--- INPUT RECORDS ---
######
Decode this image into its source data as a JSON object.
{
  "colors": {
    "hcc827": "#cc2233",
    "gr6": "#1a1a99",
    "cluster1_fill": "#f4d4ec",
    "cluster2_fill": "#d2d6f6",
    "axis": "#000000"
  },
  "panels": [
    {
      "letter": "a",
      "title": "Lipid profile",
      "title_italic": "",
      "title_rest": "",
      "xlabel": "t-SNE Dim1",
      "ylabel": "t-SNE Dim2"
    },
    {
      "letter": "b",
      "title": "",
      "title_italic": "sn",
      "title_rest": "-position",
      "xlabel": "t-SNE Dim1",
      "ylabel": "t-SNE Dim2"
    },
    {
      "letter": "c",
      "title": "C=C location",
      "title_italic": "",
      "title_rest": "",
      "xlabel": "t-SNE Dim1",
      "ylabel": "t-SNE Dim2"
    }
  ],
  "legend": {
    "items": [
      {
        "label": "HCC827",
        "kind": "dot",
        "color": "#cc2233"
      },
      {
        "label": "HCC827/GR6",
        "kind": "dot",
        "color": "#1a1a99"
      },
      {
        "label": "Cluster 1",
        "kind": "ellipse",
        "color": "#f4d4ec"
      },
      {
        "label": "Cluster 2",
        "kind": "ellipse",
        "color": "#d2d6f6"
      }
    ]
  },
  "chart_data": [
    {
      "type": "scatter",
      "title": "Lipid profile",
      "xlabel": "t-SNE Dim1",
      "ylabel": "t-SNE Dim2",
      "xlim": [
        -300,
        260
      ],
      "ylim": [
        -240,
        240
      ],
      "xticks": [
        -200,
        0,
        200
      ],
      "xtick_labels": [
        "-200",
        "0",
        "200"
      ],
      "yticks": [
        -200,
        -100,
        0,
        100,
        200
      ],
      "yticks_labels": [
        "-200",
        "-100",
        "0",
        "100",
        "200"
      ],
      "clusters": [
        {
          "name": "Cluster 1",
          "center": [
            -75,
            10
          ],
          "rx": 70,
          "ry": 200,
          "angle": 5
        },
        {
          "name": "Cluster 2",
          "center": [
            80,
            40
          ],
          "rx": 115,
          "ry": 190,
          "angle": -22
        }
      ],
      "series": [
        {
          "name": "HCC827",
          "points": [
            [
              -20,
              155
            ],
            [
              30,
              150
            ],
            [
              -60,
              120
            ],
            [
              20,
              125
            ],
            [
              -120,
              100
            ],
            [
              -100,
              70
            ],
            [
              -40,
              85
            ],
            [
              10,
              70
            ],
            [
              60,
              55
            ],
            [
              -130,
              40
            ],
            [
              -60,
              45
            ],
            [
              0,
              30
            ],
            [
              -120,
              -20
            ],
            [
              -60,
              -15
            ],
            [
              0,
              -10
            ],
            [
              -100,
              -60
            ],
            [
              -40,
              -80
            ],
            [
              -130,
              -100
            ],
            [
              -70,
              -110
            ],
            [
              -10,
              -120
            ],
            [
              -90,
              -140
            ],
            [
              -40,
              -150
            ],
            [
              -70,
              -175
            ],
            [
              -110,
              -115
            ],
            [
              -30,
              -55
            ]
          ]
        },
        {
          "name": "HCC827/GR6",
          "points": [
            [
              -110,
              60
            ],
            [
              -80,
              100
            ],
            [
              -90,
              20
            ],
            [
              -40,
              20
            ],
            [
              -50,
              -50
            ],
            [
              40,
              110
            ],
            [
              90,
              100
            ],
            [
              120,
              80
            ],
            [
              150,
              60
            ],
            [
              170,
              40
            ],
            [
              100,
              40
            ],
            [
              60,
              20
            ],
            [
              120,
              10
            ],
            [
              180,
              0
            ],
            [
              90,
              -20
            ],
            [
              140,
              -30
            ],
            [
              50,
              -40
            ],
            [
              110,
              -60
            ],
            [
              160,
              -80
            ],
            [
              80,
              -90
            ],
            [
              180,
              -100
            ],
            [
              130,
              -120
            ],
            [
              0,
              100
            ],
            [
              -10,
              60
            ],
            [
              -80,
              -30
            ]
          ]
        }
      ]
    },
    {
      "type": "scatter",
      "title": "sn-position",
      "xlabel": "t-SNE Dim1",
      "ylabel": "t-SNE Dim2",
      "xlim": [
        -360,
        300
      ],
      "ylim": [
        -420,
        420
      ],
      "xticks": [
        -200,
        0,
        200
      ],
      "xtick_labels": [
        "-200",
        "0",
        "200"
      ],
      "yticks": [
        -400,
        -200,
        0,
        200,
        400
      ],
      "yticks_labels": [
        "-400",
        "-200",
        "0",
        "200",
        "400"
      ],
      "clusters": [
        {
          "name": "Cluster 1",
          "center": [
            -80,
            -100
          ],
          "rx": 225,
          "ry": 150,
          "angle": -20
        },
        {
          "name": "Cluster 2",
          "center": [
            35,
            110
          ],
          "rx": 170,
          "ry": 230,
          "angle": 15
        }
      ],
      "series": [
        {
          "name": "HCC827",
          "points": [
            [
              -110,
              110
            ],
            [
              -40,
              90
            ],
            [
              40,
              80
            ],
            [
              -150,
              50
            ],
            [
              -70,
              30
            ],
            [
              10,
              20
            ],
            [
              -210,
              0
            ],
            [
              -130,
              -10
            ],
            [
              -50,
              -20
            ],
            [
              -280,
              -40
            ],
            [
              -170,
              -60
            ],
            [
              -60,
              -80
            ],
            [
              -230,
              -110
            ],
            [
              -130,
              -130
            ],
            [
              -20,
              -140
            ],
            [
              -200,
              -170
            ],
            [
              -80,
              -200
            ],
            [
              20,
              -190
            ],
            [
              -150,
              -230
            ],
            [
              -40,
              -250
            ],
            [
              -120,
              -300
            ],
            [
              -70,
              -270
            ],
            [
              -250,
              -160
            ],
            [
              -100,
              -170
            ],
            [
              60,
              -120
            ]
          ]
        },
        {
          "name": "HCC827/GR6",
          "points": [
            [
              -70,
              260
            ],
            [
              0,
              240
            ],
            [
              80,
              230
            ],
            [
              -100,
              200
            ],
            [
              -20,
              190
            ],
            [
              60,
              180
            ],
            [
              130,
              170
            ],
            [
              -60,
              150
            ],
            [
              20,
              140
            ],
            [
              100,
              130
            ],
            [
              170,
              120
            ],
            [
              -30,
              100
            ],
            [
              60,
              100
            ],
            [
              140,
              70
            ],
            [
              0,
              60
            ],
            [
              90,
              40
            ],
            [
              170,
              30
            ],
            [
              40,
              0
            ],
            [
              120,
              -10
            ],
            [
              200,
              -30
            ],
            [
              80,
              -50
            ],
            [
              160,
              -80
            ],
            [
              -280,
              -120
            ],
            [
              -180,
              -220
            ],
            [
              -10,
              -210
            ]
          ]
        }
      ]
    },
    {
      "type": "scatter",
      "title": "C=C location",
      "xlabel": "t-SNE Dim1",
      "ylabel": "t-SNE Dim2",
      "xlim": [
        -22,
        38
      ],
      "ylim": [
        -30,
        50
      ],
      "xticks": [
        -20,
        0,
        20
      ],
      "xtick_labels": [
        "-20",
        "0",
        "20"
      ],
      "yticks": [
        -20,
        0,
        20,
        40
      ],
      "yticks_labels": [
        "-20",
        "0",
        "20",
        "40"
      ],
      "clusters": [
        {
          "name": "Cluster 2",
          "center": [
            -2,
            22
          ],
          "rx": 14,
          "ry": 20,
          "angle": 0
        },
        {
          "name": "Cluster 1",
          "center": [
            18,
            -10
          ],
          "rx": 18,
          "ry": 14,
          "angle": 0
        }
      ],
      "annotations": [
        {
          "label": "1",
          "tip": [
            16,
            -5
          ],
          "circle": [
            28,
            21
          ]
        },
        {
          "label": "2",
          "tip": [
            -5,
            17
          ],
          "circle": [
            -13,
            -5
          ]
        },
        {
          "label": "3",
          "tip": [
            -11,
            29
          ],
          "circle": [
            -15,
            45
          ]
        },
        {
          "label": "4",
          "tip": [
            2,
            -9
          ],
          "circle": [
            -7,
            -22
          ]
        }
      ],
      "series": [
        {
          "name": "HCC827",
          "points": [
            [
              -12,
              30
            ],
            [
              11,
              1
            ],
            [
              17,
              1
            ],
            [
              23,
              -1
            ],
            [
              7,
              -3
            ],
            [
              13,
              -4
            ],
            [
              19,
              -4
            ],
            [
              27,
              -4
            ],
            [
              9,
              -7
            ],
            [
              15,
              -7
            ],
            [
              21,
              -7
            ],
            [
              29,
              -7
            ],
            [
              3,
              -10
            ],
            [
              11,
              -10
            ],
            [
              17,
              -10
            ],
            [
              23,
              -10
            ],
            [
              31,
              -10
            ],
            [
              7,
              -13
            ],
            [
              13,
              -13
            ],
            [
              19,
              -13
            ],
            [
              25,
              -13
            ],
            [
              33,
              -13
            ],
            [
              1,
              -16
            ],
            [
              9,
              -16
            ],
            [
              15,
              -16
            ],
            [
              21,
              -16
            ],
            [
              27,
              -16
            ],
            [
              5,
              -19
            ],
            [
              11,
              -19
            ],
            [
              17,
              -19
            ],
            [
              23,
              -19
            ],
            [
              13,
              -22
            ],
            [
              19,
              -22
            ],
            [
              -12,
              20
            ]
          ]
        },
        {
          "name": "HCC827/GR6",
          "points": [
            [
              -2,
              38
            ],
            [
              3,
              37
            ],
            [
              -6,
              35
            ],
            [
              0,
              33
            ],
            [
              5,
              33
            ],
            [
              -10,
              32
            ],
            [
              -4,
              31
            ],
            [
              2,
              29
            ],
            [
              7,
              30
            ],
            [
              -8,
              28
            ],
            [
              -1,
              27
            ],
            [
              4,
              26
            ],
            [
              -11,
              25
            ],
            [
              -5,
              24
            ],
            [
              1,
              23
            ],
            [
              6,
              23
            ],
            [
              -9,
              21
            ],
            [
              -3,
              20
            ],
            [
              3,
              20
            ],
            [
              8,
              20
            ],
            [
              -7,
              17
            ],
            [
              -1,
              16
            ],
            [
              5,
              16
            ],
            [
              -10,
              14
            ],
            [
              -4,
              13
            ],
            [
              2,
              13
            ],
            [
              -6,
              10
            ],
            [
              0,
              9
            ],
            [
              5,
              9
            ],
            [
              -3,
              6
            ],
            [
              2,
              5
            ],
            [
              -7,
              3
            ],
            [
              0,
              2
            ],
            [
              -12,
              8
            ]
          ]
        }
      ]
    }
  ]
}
######
--- STATED TASK ---
Copy each line of the data above that holds "position".

--- OUTPUT BELOW ---
      "title_rest": "-position",
      "title": "sn-position",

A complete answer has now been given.